**EXERCISE DETAILS**. Lines containing the word "data" are the ones to copy from the records below.
** Begin LISTED ENTRIES **
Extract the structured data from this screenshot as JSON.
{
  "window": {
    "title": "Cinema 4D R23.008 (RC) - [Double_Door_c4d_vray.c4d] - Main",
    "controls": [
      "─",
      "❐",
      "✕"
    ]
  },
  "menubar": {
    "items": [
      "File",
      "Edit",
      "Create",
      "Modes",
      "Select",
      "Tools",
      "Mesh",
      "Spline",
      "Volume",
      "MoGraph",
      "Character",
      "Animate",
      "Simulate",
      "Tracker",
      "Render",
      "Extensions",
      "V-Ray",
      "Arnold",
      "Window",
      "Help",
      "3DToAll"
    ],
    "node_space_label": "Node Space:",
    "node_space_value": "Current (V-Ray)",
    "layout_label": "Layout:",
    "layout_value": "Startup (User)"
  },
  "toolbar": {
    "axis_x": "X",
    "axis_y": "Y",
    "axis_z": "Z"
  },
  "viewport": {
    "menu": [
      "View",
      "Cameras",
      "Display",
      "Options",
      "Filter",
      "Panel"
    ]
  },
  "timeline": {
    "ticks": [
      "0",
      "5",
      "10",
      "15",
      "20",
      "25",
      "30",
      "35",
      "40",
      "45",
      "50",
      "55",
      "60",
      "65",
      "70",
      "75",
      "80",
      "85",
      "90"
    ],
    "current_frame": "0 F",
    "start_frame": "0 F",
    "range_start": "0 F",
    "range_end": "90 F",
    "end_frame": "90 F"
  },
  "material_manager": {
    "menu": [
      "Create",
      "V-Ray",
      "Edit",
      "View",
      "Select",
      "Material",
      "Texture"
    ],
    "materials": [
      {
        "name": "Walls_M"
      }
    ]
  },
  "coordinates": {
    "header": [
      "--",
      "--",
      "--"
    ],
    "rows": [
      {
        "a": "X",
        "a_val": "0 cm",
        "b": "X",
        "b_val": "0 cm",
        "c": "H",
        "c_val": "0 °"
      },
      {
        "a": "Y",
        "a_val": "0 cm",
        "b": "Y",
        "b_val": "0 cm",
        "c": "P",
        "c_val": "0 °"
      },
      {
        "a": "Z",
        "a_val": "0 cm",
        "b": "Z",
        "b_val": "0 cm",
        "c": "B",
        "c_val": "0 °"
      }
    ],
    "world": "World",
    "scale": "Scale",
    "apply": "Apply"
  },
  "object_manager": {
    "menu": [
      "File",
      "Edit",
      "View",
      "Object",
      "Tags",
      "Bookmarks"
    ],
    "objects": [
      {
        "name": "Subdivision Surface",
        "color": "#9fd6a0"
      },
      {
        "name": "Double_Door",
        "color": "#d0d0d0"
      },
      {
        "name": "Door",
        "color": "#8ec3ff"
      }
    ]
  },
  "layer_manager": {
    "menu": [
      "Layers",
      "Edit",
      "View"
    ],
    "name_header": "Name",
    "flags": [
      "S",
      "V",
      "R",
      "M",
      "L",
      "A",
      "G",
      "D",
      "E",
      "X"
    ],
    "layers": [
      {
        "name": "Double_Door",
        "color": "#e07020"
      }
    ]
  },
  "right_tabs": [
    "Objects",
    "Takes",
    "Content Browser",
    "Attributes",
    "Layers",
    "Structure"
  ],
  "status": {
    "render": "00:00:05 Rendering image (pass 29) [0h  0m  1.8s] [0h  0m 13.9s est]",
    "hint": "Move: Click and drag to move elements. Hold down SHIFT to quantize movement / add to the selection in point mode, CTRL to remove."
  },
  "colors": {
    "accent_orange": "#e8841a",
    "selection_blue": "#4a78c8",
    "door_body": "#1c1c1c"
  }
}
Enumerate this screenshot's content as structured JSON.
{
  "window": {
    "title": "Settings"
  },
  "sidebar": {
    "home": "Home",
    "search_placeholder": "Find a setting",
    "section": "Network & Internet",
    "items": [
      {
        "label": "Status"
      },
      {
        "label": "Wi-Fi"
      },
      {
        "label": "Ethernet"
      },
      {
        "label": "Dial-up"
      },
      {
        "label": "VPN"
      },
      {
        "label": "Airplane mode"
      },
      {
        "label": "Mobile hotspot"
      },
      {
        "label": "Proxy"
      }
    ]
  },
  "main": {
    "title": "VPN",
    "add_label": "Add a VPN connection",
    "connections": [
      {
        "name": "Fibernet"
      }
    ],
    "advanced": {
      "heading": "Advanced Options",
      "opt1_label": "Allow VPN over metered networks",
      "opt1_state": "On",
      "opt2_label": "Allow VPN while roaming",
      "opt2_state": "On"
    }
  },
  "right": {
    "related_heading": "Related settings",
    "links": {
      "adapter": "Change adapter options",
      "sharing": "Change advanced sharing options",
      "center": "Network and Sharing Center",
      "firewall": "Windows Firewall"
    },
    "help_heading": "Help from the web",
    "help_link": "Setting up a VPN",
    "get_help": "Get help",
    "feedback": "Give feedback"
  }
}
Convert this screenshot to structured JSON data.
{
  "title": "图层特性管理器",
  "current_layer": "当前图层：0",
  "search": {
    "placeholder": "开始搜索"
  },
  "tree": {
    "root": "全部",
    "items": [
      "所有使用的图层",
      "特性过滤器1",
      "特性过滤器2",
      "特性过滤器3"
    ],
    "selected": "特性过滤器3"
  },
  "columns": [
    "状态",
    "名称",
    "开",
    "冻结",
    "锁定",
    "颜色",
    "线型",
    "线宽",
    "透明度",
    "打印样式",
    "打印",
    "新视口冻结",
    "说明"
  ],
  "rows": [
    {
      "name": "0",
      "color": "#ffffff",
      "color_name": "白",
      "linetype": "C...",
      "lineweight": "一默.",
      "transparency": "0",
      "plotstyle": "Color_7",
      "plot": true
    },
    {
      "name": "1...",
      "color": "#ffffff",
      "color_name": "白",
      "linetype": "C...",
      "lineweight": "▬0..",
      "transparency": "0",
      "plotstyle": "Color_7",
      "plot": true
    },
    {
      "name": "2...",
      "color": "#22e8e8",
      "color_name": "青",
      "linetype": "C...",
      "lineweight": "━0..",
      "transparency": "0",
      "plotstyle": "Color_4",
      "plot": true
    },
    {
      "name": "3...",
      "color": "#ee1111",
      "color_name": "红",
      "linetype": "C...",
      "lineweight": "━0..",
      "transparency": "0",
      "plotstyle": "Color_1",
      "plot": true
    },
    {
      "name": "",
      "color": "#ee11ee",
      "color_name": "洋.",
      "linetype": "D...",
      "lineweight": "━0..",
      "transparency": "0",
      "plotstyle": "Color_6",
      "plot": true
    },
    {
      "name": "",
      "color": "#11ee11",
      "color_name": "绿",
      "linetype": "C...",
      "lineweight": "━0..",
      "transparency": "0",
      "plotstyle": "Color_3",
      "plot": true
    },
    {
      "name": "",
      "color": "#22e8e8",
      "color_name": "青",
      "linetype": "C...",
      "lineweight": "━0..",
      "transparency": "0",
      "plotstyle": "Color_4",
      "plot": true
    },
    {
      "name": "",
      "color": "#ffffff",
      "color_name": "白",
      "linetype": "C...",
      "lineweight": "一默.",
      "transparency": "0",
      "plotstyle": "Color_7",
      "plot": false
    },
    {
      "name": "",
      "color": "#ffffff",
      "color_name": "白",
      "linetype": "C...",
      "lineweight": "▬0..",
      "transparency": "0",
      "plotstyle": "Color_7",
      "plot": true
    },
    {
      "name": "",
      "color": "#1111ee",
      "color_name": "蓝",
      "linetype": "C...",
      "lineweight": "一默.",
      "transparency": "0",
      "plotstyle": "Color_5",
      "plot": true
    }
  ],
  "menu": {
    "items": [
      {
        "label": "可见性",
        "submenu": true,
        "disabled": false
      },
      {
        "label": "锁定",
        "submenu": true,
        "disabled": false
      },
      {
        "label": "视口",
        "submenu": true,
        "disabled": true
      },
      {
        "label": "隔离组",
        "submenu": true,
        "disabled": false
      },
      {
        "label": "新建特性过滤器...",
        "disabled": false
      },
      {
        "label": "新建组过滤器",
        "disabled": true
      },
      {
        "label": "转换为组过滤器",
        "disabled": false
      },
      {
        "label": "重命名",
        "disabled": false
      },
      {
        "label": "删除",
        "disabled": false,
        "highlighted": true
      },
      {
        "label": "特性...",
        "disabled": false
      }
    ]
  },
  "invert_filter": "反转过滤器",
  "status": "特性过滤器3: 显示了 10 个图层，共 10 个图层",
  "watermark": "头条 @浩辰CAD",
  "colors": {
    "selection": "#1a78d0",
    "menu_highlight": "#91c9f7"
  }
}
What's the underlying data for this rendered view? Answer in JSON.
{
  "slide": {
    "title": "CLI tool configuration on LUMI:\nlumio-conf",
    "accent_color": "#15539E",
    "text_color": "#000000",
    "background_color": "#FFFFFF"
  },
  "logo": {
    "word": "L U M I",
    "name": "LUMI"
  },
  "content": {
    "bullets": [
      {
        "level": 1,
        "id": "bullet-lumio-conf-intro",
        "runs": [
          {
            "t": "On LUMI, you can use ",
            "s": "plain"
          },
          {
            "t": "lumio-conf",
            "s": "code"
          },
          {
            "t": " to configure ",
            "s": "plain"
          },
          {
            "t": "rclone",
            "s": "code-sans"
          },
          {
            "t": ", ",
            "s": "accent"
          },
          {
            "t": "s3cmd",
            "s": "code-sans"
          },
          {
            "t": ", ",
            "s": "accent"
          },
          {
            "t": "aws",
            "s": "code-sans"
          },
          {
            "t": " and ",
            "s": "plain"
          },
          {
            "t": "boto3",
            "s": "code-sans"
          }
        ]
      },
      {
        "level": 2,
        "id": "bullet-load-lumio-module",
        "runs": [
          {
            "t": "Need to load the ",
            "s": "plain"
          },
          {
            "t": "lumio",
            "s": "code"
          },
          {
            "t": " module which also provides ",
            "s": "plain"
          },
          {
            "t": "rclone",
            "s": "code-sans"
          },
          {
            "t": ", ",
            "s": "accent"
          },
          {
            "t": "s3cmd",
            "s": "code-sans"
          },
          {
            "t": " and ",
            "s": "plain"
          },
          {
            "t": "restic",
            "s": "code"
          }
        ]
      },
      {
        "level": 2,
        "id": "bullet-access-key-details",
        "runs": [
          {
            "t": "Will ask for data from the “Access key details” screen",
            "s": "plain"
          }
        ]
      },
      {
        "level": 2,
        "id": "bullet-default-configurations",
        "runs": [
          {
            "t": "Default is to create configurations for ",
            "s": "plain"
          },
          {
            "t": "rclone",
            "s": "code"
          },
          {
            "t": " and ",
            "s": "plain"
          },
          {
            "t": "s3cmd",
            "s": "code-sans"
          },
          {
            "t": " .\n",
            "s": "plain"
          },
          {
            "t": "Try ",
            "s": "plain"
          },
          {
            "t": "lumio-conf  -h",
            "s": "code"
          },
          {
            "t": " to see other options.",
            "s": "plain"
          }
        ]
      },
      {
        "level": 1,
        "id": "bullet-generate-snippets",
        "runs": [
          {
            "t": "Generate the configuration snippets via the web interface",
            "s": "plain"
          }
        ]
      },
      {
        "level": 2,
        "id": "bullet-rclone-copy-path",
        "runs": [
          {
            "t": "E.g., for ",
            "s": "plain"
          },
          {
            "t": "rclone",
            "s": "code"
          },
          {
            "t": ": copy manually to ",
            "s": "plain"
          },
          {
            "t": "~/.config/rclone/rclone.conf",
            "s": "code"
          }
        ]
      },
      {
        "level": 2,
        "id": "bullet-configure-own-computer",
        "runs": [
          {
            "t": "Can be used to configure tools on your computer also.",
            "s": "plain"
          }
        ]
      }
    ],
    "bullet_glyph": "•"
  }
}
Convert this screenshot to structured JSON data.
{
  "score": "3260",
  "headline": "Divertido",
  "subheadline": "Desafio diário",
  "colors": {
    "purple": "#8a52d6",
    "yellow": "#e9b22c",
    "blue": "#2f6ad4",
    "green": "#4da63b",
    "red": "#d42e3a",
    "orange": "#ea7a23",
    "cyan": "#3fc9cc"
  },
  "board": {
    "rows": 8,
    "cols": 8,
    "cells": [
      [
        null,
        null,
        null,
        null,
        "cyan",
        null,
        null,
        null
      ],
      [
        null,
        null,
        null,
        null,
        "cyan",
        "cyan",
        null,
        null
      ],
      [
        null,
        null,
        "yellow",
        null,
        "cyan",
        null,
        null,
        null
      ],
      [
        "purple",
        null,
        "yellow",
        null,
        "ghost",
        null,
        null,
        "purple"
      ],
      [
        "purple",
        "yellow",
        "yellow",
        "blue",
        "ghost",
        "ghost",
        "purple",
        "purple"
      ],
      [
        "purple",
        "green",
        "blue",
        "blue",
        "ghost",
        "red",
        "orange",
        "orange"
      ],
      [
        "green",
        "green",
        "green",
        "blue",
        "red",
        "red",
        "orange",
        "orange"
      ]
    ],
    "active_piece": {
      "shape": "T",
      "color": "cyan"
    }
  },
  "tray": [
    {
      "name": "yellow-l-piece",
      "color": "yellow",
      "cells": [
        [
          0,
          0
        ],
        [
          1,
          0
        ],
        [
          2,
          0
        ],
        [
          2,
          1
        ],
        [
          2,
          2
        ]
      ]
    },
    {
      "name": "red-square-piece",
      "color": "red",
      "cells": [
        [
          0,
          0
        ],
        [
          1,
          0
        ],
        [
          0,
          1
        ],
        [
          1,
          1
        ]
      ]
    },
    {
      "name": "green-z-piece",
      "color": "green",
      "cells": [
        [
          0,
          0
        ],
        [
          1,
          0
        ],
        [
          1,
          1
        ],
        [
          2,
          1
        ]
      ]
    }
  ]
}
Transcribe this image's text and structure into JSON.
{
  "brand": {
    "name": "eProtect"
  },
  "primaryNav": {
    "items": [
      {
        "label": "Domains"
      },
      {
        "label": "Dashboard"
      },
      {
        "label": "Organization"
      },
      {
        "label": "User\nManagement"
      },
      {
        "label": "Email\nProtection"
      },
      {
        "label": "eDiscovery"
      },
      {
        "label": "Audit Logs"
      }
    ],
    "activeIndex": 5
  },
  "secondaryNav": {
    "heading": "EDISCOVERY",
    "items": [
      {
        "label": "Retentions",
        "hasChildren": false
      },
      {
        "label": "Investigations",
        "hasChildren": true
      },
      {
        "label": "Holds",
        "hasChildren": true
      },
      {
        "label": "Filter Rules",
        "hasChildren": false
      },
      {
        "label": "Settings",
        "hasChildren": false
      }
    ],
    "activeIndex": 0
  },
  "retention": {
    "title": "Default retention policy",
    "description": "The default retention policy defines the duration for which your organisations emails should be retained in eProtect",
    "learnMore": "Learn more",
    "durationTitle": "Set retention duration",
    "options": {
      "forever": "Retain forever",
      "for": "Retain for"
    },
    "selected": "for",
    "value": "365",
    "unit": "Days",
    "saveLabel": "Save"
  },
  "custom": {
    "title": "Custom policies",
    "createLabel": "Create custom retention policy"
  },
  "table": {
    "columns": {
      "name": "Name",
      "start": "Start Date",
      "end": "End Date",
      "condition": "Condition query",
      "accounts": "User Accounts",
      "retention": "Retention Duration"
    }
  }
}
** End LISTED ENTRIES **
**REPLY**.
Extract the structured data from this screenshot as JSON.
Convert this screenshot to structured JSON data.
What's the underlying data for this rendered view? Answer in JSON.
            "t": "Will ask for data from the “Access key details” screen",
Convert this screenshot to structured JSON data.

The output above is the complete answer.